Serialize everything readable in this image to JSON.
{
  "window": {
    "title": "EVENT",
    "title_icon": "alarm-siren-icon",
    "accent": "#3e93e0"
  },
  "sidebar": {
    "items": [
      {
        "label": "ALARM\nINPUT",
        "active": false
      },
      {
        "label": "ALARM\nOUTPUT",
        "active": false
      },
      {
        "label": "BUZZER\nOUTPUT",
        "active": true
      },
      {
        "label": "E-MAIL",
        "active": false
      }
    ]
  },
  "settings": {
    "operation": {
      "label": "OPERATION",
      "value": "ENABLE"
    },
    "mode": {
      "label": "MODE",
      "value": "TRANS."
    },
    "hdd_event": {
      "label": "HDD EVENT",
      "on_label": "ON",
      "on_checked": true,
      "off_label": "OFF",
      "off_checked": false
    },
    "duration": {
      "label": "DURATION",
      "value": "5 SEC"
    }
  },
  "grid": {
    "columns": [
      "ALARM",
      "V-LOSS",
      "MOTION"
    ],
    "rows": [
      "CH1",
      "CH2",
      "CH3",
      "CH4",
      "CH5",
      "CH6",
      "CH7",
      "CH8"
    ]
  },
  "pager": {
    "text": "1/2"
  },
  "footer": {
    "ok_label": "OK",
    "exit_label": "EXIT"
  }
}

_Task goal_. Quote every record above exactly.

_Full solution_.
Serialize everything readable in this image to JSON.
{
  "window": {
    "title": "EVENT",
    "title_icon": "alarm-siren-icon",
    "accent": "#3e93e0"
  },
  "sidebar": {
    "items": [
      {
        "label": "ALARM\nINPUT",
        "active": false
      },
      {
        "label": "ALARM\nOUTPUT",
        "active": false
      },
      {
        "label": "BUZZER\nOUTPUT",
        "active": true
      },
      {
        "label": "E-MAIL",
        "active": false
      }
    ]
  },
  "settings": {
    "operation": {
      "label": "OPERATION",
      "value": "ENABLE"
    },
    "mode": {
      "label": "MODE",
      "value": "TRANS."
    },
    "hdd_event": {
      "label": "HDD EVENT",
      "on_label": "ON",
      "on_checked": true,
      "off_label": "OFF",
      "off_checked": false
    },
    "duration": {
      "label": "DURATION",
      "value": "5 SEC"
    }
  },
  "grid": {
    "columns": [
      "ALARM",
      "V-LOSS",
      "MOTION"
    ],
    "rows": [
      "CH1",
      "CH2",
      "CH3",
      "CH4",
      "CH5",
      "CH6",
      "CH7",
      "CH8"
    ]
  },
  "pager": {
    "text": "1/2"
  },
  "footer": {
    "ok_label": "OK",
    "exit_label": "EXIT"
  }
}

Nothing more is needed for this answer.